-- Dataset records --
++++++
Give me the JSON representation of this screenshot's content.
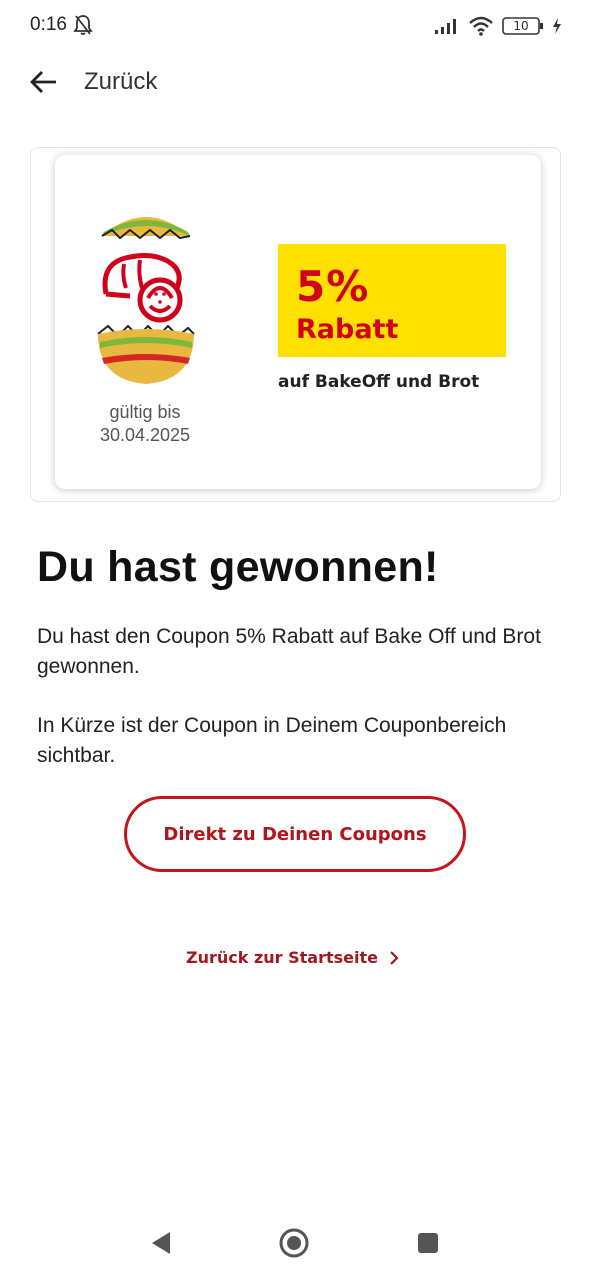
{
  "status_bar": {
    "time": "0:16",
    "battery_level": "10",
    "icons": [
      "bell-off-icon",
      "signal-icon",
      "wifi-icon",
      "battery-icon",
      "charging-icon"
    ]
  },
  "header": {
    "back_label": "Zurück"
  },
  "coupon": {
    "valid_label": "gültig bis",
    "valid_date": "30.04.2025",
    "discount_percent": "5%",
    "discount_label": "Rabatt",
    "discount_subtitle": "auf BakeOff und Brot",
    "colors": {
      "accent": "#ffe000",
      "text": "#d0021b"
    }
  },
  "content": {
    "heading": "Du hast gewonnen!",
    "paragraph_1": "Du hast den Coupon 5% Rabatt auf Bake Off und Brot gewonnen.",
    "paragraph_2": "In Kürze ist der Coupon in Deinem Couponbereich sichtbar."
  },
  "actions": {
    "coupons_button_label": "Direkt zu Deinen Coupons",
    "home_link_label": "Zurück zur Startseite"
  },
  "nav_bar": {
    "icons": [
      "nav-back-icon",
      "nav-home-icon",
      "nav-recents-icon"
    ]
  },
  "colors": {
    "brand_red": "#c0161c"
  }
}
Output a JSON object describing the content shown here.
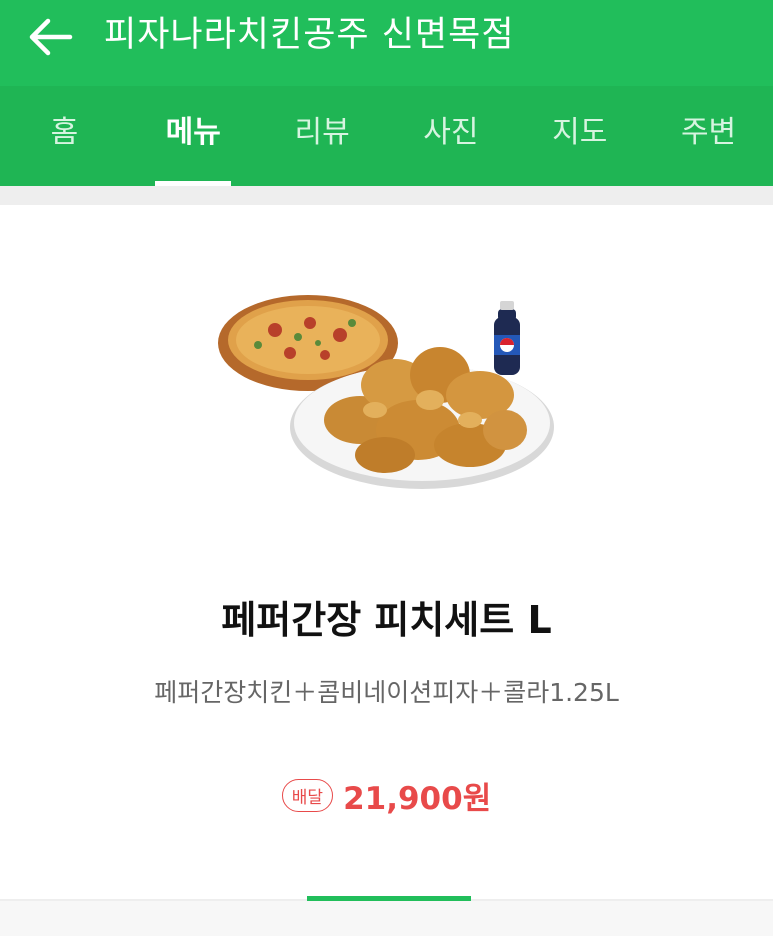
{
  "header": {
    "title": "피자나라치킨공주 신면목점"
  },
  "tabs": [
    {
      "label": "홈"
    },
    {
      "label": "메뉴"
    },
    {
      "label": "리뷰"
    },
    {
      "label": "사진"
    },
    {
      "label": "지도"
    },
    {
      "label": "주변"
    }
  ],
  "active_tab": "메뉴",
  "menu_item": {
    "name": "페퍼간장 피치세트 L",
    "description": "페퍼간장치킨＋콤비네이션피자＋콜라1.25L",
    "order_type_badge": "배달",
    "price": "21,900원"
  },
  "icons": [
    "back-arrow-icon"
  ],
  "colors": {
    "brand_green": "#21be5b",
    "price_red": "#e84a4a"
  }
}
++++++
-- Challenge --
Using the entries above, tally how many lines have the word "JSON" in them; write the number and nothing more.

-- Written solution --
2